**What the task asks**
Without skipping anything, write out each record below exactly.

**Given records**
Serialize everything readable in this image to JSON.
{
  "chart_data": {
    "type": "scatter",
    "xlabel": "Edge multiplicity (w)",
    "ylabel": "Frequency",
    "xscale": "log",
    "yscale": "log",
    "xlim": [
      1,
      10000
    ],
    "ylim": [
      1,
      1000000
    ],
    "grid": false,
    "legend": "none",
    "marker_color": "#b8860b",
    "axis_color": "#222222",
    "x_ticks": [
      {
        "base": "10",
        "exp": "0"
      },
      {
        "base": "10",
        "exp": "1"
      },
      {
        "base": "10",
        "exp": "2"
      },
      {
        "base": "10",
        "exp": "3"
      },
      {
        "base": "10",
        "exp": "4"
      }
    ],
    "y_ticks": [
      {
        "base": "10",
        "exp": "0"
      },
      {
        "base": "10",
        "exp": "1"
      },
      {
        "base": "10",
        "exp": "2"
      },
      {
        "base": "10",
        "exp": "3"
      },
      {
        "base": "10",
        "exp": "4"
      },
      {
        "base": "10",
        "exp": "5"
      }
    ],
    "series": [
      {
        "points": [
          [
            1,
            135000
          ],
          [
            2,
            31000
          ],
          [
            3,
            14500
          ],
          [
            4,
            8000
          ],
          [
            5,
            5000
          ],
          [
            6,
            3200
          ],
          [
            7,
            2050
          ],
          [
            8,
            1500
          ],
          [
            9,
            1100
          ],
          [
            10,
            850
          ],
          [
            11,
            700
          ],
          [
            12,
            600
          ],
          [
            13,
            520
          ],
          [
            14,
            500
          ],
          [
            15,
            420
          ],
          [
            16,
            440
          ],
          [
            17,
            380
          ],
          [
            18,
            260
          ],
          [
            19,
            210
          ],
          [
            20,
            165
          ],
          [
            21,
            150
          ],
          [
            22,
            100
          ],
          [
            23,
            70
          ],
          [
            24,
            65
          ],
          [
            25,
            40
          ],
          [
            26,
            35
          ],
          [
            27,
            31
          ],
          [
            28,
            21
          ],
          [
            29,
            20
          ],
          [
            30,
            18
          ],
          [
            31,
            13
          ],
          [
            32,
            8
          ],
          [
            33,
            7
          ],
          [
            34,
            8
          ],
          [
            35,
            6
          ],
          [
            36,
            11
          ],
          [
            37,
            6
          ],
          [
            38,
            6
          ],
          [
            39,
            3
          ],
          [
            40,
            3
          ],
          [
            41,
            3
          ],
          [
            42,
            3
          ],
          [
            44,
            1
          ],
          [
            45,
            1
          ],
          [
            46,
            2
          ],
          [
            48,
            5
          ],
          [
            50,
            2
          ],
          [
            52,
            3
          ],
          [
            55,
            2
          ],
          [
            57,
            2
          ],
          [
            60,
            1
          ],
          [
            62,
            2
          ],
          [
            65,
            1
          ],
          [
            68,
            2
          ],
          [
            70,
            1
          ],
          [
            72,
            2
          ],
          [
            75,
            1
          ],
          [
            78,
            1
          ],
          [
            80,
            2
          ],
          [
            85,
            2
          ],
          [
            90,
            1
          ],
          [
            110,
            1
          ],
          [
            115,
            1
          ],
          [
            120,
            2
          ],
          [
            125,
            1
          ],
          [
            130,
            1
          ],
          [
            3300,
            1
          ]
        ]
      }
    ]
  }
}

**Full output**
Serialize everything readable in this image to JSON.
{
  "chart_data": {
    "type": "scatter",
    "xlabel": "Edge multiplicity (w)",
    "ylabel": "Frequency",
    "xscale": "log",
    "yscale": "log",
    "xlim": [
      1,
      10000
    ],
    "ylim": [
      1,
      1000000
    ],
    "grid": false,
    "legend": "none",
    "marker_color": "#b8860b",
    "axis_color": "#222222",
    "x_ticks": [
      {
        "base": "10",
        "exp": "0"
      },
      {
        "base": "10",
        "exp": "1"
      },
      {
        "base": "10",
        "exp": "2"
      },
      {
        "base": "10",
        "exp": "3"
      },
      {
        "base": "10",
        "exp": "4"
      }
    ],
    "y_ticks": [
      {
        "base": "10",
        "exp": "0"
      },
      {
        "base": "10",
        "exp": "1"
      },
      {
        "base": "10",
        "exp": "2"
      },
      {
        "base": "10",
        "exp": "3"
      },
      {
        "base": "10",
        "exp": "4"
      },
      {
        "base": "10",
        "exp": "5"
      }
    ],
    "series": [
      {
        "points": [
          [
            1,
            135000
          ],
          [
            2,
            31000
          ],
          [
            3,
            14500
          ],
          [
            4,
            8000
          ],
          [
            5,
            5000
          ],
          [
            6,
            3200
          ],
          [
            7,
            2050
          ],
          [
            8,
            1500
          ],
          [
            9,
            1100
          ],
          [
            10,
            850
          ],
          [
            11,
            700
          ],
          [
            12,
            600
          ],
          [
            13,
            520
          ],
          [
            14,
            500
          ],
          [
            15,
            420
          ],
          [
            16,
            440
          ],
          [
            17,
            380
          ],
          [
            18,
            260
          ],
          [
            19,
            210
          ],
          [
            20,
            165
          ],
          [
            21,
            150
          ],
          [
            22,
            100
          ],
          [
            23,
            70
          ],
          [
            24,
            65
          ],
          [
            25,
            40
          ],
          [
            26,
            35
          ],
          [
            27,
            31
          ],
          [
            28,
            21
          ],
          [
            29,
            20
          ],
          [
            30,
            18
          ],
          [
            31,
            13
          ],
          [
            32,
            8
          ],
          [
            33,
            7
          ],
          [
            34,
            8
          ],
          [
            35,
            6
          ],
          [
            36,
            11
          ],
          [
            37,
            6
          ],
          [
            38,
            6
          ],
          [
            39,
            3
          ],
          [
            40,
            3
          ],
          [
            41,
            3
          ],
          [
            42,
            3
          ],
          [
            44,
            1
          ],
          [
            45,
            1
          ],
          [
            46,
            2
          ],
          [
            48,
            5
          ],
          [
            50,
            2
          ],
          [
            52,
            3
          ],
          [
            55,
            2
          ],
          [
            57,
            2
          ],
          [
            60,
            1
          ],
          [
            62,
            2
          ],
          [
            65,
            1
          ],
          [
            68,
            2
          ],
          [
            70,
            1
          ],
          [
            72,
            2
          ],
          [
            75,
            1
          ],
          [
            78,
            1
          ],
          [
            80,
            2
          ],
          [
            85,
            2
          ],
          [
            90,
            1
          ],
          [
            110,
            1
          ],
          [
            115,
            1
          ],
          [
            120,
            2
          ],
          [
            125,
            1
          ],
          [
            130,
            1
          ],
          [
            3300,
            1
          ]
        ]
      }
    ]
  }
}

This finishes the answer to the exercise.